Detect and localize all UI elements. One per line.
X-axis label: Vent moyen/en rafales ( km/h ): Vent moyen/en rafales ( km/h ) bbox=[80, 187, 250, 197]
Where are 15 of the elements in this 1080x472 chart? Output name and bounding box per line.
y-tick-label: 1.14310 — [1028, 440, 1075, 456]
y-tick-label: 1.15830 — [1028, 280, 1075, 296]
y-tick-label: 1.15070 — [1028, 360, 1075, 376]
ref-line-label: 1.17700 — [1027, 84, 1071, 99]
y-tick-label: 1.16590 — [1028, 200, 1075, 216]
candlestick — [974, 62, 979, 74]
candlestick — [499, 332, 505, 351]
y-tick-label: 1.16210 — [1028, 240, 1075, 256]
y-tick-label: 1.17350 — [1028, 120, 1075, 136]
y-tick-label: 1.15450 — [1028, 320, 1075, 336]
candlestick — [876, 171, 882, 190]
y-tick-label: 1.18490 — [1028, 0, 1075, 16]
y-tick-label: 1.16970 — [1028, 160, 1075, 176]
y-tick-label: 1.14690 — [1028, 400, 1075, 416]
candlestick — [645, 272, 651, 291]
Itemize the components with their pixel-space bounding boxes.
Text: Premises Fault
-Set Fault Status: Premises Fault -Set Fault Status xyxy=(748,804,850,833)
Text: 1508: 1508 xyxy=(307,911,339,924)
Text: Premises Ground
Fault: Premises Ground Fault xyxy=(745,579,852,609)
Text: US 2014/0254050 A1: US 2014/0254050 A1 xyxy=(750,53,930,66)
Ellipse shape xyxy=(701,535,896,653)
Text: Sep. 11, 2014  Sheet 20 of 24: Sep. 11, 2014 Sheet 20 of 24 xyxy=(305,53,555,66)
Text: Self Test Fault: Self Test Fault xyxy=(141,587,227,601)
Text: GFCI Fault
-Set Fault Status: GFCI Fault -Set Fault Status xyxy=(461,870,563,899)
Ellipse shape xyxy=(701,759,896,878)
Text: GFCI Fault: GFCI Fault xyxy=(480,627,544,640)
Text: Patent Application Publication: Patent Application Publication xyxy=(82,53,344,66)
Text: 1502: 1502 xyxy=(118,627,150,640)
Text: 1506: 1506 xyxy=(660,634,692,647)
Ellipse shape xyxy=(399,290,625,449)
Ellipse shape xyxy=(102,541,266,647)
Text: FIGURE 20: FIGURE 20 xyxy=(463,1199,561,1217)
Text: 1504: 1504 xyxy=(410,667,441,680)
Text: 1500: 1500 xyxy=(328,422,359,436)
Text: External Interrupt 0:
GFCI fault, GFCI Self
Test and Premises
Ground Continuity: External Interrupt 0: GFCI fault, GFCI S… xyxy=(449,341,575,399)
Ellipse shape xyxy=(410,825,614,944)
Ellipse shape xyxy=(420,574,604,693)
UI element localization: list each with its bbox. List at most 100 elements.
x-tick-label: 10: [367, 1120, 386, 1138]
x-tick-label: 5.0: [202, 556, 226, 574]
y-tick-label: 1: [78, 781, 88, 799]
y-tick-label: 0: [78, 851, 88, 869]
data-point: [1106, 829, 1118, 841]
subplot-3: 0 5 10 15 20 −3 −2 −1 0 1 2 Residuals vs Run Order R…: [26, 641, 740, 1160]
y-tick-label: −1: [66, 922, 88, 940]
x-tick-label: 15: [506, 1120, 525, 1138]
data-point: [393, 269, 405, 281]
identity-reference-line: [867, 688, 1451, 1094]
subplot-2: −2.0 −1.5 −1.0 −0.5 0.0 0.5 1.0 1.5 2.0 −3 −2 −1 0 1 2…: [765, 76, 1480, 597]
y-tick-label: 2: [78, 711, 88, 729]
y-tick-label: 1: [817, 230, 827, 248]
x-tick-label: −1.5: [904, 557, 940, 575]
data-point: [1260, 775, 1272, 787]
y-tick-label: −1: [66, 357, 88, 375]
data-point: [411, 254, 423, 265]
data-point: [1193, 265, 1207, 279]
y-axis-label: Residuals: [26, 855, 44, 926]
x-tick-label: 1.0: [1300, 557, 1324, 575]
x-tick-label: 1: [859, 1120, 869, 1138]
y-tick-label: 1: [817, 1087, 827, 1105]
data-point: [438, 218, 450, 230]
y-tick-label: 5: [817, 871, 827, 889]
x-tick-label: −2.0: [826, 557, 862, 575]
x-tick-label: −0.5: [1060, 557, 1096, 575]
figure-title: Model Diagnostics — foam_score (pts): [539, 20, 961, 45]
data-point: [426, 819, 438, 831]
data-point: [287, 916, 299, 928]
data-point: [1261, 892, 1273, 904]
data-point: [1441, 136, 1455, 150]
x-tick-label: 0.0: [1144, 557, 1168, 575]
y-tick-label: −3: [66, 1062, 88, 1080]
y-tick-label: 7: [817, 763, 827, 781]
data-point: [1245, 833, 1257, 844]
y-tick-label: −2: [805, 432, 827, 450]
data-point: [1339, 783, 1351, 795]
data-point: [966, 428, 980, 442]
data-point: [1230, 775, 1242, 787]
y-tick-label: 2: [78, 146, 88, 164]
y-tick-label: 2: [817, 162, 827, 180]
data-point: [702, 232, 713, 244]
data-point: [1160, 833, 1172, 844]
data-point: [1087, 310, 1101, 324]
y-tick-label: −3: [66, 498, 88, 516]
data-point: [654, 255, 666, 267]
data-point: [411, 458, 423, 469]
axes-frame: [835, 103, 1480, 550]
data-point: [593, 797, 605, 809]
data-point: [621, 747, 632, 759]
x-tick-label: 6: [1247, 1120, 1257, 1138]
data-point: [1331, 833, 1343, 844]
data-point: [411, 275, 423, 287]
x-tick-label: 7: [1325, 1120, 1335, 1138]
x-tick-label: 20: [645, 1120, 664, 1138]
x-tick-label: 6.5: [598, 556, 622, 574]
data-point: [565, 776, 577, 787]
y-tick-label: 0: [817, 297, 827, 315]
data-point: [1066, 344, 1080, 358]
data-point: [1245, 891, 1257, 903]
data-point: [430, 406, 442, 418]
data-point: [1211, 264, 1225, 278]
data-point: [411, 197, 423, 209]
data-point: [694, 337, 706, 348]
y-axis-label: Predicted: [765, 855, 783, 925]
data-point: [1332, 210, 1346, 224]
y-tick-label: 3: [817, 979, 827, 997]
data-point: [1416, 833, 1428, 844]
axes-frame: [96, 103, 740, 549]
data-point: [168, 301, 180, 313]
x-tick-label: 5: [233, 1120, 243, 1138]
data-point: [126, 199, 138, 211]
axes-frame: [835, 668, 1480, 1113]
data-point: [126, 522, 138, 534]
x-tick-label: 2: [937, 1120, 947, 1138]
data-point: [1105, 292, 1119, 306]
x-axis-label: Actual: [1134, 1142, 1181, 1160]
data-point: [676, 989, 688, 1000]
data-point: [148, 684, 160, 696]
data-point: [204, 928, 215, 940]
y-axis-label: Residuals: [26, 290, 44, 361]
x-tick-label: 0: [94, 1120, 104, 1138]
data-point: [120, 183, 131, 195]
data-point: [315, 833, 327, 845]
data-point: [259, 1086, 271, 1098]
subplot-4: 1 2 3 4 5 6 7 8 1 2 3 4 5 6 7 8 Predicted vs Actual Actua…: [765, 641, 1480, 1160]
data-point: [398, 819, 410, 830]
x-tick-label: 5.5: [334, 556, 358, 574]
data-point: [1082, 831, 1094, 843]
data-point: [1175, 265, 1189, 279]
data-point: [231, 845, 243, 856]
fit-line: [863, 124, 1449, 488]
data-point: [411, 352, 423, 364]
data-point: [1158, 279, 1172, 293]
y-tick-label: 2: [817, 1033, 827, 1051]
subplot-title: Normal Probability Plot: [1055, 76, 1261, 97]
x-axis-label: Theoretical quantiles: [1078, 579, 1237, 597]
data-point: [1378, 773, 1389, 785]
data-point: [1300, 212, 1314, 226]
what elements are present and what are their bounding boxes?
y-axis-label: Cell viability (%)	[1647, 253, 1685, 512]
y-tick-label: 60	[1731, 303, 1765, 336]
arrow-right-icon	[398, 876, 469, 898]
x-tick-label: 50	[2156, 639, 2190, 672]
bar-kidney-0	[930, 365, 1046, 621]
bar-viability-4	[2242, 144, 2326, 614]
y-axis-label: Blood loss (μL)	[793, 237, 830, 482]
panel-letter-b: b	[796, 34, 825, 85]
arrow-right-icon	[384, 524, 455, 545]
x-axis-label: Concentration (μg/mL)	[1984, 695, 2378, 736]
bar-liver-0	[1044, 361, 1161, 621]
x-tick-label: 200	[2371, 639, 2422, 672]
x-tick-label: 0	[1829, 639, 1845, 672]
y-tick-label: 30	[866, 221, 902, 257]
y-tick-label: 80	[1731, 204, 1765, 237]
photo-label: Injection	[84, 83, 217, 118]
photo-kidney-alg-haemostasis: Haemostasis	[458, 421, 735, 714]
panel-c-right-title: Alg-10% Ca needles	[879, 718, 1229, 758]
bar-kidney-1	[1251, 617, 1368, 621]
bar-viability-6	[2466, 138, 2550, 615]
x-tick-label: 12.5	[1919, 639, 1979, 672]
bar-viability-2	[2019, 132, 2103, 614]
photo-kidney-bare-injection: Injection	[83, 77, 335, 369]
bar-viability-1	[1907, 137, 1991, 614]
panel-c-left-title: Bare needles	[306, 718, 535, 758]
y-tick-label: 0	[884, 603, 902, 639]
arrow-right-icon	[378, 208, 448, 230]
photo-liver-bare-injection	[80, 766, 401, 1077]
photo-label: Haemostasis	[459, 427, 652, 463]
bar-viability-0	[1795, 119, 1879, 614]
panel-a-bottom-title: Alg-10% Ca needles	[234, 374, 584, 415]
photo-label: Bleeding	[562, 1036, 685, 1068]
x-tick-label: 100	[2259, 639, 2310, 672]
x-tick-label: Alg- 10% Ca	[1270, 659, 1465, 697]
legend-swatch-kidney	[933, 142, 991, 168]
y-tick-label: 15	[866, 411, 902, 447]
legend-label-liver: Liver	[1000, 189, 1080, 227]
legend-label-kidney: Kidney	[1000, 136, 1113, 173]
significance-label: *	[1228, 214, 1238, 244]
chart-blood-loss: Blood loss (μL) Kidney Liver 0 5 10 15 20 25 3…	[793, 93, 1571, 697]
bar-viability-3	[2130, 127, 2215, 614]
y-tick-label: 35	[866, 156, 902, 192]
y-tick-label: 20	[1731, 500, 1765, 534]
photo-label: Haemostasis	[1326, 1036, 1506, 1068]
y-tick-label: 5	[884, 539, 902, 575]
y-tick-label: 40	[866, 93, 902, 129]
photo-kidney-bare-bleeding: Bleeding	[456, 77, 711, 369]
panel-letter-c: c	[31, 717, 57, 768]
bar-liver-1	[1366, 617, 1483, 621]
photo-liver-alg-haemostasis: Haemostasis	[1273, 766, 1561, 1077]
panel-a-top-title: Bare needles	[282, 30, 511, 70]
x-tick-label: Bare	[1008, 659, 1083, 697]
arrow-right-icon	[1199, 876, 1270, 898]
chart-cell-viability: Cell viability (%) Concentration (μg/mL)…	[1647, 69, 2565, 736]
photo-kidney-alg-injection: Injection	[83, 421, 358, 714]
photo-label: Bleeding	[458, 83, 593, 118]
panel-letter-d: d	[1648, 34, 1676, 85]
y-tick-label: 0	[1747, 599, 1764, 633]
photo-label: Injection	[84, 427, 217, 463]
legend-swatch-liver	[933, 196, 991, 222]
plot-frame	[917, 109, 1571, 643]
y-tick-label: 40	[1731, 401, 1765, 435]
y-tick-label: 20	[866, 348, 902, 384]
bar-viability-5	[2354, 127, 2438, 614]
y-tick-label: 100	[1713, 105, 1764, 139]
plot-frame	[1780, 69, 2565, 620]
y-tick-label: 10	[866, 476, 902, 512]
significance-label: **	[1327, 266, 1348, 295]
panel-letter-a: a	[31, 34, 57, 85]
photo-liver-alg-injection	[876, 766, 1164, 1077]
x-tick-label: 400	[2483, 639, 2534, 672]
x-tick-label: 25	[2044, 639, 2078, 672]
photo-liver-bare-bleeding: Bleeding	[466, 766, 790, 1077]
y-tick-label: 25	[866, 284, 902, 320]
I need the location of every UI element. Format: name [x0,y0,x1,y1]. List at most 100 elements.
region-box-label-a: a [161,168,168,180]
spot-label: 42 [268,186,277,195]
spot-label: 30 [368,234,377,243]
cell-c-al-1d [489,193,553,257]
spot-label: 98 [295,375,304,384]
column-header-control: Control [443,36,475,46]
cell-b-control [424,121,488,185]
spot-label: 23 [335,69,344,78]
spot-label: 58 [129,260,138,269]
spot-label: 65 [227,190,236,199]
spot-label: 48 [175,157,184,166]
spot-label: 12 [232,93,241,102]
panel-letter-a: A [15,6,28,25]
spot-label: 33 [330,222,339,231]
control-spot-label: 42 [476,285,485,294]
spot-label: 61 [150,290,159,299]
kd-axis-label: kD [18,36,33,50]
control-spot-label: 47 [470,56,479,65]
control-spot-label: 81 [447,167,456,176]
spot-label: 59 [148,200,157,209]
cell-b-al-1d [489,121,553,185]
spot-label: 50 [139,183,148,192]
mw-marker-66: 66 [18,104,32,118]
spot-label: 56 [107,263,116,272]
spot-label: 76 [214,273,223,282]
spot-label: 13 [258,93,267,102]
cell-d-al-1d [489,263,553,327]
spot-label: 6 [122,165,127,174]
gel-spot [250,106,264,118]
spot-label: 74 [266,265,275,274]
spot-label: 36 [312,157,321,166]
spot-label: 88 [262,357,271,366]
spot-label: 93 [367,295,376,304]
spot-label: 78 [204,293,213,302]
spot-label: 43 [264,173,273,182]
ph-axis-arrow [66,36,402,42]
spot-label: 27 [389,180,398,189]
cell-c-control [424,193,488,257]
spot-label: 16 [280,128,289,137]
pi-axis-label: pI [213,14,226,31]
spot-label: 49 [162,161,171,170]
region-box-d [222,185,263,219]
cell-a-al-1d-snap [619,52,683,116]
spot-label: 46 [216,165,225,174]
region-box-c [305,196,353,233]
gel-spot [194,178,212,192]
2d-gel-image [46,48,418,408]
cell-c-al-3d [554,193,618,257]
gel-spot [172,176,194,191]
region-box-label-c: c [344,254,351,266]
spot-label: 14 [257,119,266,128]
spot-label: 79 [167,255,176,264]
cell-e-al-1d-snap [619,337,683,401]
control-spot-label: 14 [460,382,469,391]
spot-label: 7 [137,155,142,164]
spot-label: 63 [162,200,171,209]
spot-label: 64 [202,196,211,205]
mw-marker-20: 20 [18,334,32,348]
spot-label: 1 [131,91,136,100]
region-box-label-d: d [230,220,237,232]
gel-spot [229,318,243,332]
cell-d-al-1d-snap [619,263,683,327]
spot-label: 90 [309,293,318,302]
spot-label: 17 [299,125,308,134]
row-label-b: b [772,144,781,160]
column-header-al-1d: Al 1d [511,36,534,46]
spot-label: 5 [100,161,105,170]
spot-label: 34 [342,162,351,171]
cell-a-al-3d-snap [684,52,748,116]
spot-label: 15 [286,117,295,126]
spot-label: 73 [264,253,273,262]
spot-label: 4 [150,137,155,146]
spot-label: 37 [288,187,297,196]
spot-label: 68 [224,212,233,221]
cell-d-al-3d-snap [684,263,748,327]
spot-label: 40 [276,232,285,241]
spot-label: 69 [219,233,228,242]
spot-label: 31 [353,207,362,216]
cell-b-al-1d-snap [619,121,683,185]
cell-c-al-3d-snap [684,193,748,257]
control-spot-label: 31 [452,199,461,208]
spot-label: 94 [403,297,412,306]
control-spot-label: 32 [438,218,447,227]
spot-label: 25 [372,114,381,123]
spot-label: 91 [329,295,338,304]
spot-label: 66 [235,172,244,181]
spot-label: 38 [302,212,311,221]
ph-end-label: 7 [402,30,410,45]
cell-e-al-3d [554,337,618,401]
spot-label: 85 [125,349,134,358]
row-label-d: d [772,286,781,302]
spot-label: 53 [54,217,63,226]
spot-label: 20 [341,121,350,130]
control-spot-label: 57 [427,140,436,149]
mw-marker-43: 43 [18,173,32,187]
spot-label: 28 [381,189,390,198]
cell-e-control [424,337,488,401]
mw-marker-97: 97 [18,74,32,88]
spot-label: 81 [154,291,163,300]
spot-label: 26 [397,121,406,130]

*AIM:* Locate each line in the items above that contains the word "their" and copy it out, counting only matches in the same case.

*FINISHED EXERCISE:*
Itemize the components with their pixel-space bounding boxes.
what elements are present and what are their bounding boxes?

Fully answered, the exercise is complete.